Stored data entries

---

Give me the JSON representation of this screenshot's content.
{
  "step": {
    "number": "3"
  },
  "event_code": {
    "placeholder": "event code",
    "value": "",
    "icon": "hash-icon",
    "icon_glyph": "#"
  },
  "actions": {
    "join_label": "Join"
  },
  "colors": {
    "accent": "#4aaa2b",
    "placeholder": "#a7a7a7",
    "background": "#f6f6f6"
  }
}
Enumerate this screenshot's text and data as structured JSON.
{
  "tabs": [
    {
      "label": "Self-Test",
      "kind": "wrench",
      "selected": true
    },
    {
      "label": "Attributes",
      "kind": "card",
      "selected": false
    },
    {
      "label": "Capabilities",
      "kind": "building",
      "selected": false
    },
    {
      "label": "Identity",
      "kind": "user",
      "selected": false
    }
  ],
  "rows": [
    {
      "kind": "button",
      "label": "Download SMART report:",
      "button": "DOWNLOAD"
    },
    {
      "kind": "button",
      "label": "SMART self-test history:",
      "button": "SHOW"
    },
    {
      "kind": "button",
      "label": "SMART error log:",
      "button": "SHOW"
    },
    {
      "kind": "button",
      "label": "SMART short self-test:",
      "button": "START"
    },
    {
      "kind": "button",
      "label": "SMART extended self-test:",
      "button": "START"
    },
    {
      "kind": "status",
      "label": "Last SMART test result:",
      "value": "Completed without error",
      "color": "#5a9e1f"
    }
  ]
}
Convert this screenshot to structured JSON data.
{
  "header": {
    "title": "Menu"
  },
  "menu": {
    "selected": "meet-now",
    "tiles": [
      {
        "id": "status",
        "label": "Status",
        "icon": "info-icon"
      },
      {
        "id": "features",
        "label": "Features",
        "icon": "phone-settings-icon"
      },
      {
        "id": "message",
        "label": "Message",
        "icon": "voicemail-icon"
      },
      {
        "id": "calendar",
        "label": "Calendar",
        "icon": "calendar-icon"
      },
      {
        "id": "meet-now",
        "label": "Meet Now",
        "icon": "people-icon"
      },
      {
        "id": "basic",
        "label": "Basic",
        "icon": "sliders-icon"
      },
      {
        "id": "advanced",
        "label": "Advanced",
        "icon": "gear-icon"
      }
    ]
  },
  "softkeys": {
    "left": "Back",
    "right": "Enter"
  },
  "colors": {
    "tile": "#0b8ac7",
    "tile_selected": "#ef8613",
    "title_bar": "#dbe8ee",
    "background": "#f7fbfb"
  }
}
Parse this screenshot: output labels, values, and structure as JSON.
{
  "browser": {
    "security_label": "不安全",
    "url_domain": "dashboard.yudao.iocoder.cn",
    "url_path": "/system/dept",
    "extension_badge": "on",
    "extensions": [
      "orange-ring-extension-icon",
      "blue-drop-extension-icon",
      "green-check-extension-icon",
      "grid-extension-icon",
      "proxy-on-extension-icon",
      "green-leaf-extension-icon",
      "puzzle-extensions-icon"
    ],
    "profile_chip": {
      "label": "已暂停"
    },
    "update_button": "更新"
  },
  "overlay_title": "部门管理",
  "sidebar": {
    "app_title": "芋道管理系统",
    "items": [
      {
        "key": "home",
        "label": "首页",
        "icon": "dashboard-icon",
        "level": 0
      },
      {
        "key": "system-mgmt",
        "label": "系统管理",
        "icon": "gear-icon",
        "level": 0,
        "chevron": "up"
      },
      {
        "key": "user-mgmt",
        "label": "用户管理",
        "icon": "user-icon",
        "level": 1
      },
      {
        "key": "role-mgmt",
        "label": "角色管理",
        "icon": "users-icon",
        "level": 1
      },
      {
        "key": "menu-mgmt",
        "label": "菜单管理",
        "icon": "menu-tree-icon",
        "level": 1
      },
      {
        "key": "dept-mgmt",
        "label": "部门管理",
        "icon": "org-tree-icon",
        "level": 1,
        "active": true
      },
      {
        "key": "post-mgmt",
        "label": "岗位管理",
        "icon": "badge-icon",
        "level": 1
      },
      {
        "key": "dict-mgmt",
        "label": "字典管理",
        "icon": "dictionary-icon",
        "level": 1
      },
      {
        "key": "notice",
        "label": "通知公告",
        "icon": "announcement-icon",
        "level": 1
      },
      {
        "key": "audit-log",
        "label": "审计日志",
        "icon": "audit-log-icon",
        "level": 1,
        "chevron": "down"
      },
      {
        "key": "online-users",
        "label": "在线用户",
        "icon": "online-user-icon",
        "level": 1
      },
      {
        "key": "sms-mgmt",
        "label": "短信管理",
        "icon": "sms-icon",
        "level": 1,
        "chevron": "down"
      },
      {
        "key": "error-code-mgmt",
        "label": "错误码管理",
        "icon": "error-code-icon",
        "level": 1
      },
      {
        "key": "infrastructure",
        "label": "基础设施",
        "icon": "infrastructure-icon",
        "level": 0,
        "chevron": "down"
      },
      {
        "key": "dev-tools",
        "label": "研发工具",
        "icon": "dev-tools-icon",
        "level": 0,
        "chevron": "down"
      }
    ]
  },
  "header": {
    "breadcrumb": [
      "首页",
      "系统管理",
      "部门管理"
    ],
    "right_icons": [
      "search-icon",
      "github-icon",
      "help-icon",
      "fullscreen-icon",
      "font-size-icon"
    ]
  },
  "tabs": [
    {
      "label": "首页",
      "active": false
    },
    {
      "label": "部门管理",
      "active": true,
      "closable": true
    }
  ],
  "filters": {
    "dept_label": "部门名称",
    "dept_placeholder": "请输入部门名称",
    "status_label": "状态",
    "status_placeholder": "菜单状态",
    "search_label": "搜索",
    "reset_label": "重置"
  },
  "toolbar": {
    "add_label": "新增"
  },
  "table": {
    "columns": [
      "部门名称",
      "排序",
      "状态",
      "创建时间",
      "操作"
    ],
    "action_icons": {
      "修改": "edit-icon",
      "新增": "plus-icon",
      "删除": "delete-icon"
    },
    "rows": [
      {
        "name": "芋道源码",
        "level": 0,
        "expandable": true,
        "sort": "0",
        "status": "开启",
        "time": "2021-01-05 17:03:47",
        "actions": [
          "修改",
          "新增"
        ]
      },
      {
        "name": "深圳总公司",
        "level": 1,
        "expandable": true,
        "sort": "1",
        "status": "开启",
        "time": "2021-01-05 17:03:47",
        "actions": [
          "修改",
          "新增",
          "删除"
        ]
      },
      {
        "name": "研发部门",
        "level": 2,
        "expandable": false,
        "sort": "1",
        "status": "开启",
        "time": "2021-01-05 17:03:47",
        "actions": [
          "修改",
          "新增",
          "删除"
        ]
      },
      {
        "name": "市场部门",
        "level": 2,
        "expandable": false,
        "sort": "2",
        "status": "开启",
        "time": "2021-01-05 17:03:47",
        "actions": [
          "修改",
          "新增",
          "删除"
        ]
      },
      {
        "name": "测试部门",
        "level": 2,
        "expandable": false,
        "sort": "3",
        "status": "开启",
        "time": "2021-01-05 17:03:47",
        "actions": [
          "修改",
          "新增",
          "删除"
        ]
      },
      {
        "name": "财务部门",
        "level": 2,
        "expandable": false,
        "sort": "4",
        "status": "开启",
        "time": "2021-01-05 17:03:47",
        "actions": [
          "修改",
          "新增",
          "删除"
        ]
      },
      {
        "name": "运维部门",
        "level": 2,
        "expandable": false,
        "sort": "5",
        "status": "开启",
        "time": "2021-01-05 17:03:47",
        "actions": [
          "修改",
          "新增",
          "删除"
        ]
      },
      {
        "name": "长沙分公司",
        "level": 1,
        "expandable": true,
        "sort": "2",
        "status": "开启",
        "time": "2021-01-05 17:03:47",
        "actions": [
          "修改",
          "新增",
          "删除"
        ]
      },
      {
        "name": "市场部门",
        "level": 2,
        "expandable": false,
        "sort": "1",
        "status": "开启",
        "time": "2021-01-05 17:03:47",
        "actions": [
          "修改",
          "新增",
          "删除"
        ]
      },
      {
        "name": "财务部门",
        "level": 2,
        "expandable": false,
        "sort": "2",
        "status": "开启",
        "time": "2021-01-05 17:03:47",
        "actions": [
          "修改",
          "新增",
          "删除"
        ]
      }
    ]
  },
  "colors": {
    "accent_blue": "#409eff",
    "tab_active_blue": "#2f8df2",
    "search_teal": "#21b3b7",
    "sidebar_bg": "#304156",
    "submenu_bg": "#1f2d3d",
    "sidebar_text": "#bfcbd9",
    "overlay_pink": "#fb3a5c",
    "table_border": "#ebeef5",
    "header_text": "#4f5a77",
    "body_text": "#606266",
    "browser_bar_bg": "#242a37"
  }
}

---

#### Required task:
Each line above that holds the string "infrastructure" should be copied and shown.

#### Exercise answer:
        "key": "infrastructure",
        "icon": "infrastructure-icon",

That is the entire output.